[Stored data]
※ ※ ※
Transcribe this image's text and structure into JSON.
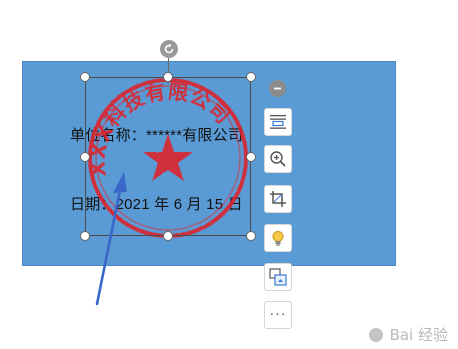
{
  "document": {
    "line1": "单位名称：******有限公司",
    "line2": "日期：2021 年 6 月 15 日"
  },
  "stamp": {
    "text": "XXX科技有限公司",
    "color": "#e0242c",
    "icon": "star-icon"
  },
  "toolbar": {
    "more_label": "···",
    "icons": [
      "collapse-icon",
      "wrap-text-icon",
      "zoom-in-icon",
      "crop-icon",
      "lightbulb-icon",
      "convert-icon"
    ]
  },
  "annotation": {
    "color": "#3a67c8",
    "icon": "arrow-icon"
  },
  "colors": {
    "frame": "#5b9bd5",
    "selection": "#4b4b4b"
  },
  "watermark": {
    "text": "Bai 经验"
  }
}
※ ※ ※
* **TASK PROMPT**: From the listing, copy every line where the string "text" appears.

* **SOLUTION FOR THIS PROBLEM**:
Transcribe this image's text and structure into JSON.
    "text": "XXX科技有限公司",
      "wrap-text-icon",
    "text": "Bai 经验"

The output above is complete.